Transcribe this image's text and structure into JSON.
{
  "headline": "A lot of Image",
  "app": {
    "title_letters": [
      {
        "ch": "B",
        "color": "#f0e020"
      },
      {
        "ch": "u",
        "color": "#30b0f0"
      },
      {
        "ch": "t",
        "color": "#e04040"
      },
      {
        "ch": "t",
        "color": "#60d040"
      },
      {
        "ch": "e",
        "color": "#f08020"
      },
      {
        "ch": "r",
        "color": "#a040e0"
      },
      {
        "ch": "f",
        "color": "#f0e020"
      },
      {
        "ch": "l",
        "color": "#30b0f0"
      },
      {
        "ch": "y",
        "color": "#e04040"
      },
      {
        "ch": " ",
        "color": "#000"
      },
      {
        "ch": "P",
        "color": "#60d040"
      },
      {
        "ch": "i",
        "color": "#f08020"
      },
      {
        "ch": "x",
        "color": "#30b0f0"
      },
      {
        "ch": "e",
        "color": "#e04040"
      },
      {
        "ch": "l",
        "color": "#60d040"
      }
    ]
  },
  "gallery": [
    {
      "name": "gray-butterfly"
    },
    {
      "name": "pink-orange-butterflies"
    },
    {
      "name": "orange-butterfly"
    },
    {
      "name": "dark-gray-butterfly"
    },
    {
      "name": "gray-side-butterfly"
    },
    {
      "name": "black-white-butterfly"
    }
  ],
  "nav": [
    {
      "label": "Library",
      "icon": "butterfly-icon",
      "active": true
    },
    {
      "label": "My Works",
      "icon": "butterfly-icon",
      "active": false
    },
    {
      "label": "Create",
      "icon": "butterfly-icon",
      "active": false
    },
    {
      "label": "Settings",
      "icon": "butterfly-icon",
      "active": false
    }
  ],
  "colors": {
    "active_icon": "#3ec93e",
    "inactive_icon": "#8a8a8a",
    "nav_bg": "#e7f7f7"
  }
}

================================

Exercise requirements
Return the whole listing exactly.

Task answer
Transcribe this image's text and structure into JSON.
{
  "headline": "A lot of Image",
  "app": {
    "title_letters": [
      {
        "ch": "B",
        "color": "#f0e020"
      },
      {
        "ch": "u",
        "color": "#30b0f0"
      },
      {
        "ch": "t",
        "color": "#e04040"
      },
      {
        "ch": "t",
        "color": "#60d040"
      },
      {
        "ch": "e",
        "color": "#f08020"
      },
      {
        "ch": "r",
        "color": "#a040e0"
      },
      {
        "ch": "f",
        "color": "#f0e020"
      },
      {
        "ch": "l",
        "color": "#30b0f0"
      },
      {
        "ch": "y",
        "color": "#e04040"
      },
      {
        "ch": " ",
        "color": "#000"
      },
      {
        "ch": "P",
        "color": "#60d040"
      },
      {
        "ch": "i",
        "color": "#f08020"
      },
      {
        "ch": "x",
        "color": "#30b0f0"
      },
      {
        "ch": "e",
        "color": "#e04040"
      },
      {
        "ch": "l",
        "color": "#60d040"
      }
    ]
  },
  "gallery": [
    {
      "name": "gray-butterfly"
    },
    {
      "name": "pink-orange-butterflies"
    },
    {
      "name": "orange-butterfly"
    },
    {
      "name": "dark-gray-butterfly"
    },
    {
      "name": "gray-side-butterfly"
    },
    {
      "name": "black-white-butterfly"
    }
  ],
  "nav": [
    {
      "label": "Library",
      "icon": "butterfly-icon",
      "active": true
    },
    {
      "label": "My Works",
      "icon": "butterfly-icon",
      "active": false
    },
    {
      "label": "Create",
      "icon": "butterfly-icon",
      "active": false
    },
    {
      "label": "Settings",
      "icon": "butterfly-icon",
      "active": false
    }
  ],
  "colors": {
    "active_icon": "#3ec93e",
    "inactive_icon": "#8a8a8a",
    "nav_bg": "#e7f7f7"
  }
}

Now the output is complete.